◆ **THE PROBLEM**: Return, word for word, every line that follows.

◆ **Dataset records**:
** Begin **

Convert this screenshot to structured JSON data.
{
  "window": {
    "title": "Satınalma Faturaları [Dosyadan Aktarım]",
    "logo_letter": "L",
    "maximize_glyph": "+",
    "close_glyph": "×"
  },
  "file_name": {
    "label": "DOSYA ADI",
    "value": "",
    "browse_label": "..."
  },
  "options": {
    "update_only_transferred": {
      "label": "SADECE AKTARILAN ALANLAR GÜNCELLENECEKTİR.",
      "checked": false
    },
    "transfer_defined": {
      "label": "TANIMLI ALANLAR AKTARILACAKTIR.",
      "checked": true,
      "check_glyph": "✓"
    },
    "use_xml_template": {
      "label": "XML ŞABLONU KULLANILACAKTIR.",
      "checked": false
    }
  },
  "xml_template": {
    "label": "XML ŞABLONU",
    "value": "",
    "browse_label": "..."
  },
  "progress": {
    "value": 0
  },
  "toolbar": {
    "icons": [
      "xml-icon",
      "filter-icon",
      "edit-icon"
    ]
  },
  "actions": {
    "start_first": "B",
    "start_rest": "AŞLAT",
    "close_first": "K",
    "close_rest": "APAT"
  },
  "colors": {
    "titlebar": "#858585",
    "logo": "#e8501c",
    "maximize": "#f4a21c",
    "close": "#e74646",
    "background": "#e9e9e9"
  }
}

** End **

◆ **ANSWER TO THE PROBLEM**:
Convert this screenshot to structured JSON data.
{
  "window": {
    "title": "Satınalma Faturaları [Dosyadan Aktarım]",
    "logo_letter": "L",
    "maximize_glyph": "+",
    "close_glyph": "×"
  },
  "file_name": {
    "label": "DOSYA ADI",
    "value": "",
    "browse_label": "..."
  },
  "options": {
    "update_only_transferred": {
      "label": "SADECE AKTARILAN ALANLAR GÜNCELLENECEKTİR.",
      "checked": false
    },
    "transfer_defined": {
      "label": "TANIMLI ALANLAR AKTARILACAKTIR.",
      "checked": true,
      "check_glyph": "✓"
    },
    "use_xml_template": {
      "label": "XML ŞABLONU KULLANILACAKTIR.",
      "checked": false
    }
  },
  "xml_template": {
    "label": "XML ŞABLONU",
    "value": "",
    "browse_label": "..."
  },
  "progress": {
    "value": 0
  },
  "toolbar": {
    "icons": [
      "xml-icon",
      "filter-icon",
      "edit-icon"
    ]
  },
  "actions": {
    "start_first": "B",
    "start_rest": "AŞLAT",
    "close_first": "K",
    "close_rest": "APAT"
  },
  "colors": {
    "titlebar": "#858585",
    "logo": "#e8501c",
    "maximize": "#f4a21c",
    "close": "#e74646",
    "background": "#e9e9e9"
  }
}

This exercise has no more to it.